— BEGIN The input —
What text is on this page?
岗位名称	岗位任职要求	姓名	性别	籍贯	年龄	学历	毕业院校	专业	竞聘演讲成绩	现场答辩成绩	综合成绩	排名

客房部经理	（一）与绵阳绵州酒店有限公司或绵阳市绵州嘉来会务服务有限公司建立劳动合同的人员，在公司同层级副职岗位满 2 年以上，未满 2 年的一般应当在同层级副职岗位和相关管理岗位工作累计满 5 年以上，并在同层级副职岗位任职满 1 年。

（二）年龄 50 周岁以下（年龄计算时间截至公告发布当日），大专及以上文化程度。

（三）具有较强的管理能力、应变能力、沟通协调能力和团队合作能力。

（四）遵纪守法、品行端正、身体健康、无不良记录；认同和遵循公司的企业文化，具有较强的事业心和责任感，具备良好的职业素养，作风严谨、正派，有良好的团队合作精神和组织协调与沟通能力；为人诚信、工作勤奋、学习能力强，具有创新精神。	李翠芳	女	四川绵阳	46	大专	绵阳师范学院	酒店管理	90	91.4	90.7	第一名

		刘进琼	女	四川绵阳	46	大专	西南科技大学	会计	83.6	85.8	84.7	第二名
— END The input —
— BEGIN The input —
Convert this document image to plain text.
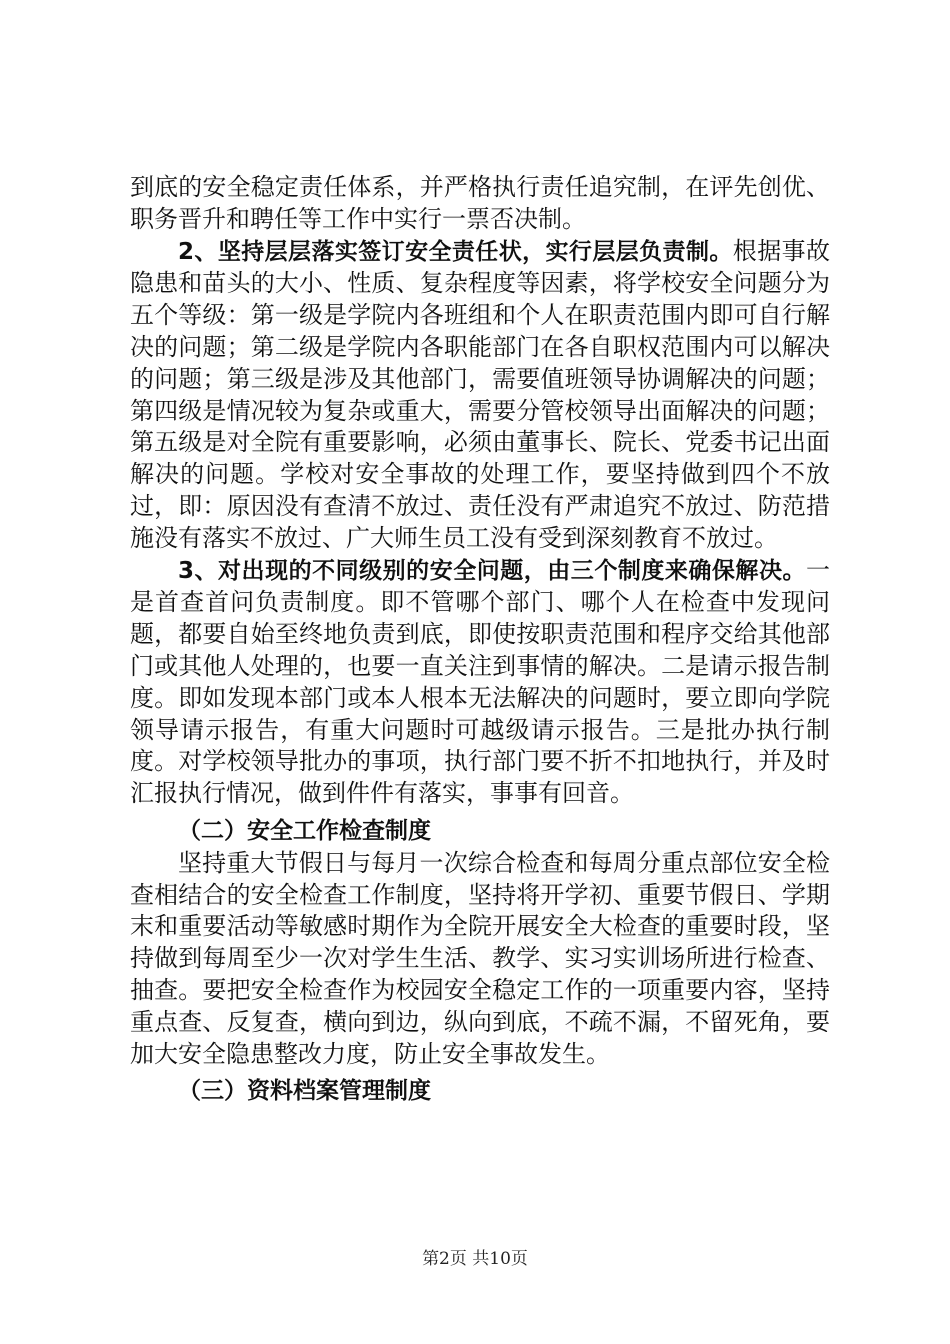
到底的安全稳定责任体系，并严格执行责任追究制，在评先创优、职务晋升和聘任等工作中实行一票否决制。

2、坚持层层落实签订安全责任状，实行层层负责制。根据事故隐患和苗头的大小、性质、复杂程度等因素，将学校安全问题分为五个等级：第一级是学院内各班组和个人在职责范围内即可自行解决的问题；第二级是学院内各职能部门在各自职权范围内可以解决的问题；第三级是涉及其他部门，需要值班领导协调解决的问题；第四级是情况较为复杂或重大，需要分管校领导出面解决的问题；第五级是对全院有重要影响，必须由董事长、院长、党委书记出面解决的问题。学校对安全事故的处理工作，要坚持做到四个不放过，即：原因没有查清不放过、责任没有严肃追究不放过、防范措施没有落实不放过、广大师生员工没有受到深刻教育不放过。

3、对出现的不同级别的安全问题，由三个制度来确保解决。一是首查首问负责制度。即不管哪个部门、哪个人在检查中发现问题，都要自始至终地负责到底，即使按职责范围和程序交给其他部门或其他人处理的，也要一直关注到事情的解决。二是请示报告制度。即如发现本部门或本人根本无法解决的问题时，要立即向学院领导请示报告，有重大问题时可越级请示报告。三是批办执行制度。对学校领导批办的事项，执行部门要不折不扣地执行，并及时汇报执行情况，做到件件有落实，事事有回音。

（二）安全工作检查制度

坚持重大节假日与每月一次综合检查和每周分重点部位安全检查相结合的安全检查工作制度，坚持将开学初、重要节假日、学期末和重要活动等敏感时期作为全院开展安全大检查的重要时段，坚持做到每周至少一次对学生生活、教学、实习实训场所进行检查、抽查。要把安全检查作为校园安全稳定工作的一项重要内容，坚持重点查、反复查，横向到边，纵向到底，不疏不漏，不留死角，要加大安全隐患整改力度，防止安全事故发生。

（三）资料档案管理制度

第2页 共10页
— END The input —
— BEGIN The input —
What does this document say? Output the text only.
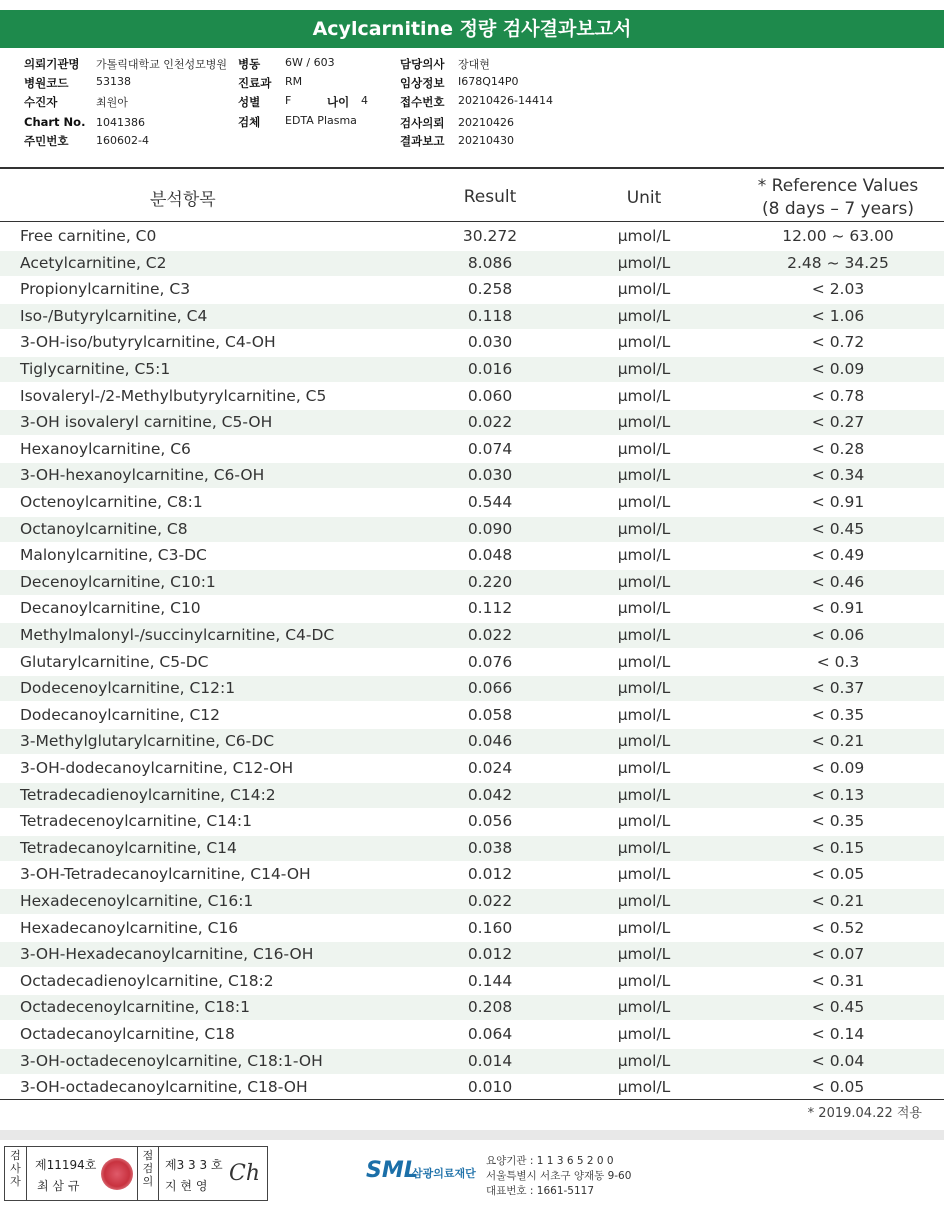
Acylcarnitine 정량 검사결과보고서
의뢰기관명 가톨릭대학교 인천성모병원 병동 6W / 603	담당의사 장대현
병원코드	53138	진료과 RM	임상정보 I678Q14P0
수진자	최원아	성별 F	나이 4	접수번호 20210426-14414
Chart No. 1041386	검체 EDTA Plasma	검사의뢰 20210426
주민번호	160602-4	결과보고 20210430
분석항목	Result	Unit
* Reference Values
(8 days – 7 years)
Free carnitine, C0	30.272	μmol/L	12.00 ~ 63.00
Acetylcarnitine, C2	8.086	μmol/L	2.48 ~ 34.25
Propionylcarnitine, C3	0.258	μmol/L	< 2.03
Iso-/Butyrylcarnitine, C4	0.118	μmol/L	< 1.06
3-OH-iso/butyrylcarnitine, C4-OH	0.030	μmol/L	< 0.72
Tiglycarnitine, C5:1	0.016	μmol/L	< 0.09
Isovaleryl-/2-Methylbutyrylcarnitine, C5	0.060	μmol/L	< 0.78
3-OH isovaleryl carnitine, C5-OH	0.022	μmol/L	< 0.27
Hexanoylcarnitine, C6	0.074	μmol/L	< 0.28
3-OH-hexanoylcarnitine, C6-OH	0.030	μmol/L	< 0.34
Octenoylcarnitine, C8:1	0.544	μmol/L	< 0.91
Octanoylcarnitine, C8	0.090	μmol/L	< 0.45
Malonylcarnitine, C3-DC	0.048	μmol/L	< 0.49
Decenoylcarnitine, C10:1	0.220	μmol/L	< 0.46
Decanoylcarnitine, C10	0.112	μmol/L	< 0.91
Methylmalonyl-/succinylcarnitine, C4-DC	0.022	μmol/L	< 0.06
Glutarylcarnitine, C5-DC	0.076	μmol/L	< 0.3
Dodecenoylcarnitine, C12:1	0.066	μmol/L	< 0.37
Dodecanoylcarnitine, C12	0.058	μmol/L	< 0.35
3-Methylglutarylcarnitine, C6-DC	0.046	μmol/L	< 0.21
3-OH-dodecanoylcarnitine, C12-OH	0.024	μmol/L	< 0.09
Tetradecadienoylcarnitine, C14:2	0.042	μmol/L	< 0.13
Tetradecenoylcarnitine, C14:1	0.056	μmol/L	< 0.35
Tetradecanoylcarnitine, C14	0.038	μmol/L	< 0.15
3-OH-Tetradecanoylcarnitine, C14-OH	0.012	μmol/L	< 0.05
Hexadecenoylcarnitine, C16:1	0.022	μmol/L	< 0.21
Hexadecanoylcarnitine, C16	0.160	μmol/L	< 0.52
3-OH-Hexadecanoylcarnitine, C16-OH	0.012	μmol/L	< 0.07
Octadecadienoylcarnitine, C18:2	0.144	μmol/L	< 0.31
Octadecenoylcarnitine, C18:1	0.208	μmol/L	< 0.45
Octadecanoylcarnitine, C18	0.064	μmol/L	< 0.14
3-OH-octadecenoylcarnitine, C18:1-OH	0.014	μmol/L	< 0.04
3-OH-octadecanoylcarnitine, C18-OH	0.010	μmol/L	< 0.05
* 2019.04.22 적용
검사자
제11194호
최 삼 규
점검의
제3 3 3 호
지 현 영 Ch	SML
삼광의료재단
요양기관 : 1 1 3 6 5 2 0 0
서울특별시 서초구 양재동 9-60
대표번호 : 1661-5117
— END The input —
To be done.
Find the lines above holding the word "this" and show them.

Exercise response.
What text is on this page?
Convert this document image to plain text.
What does this document say? Output the text only.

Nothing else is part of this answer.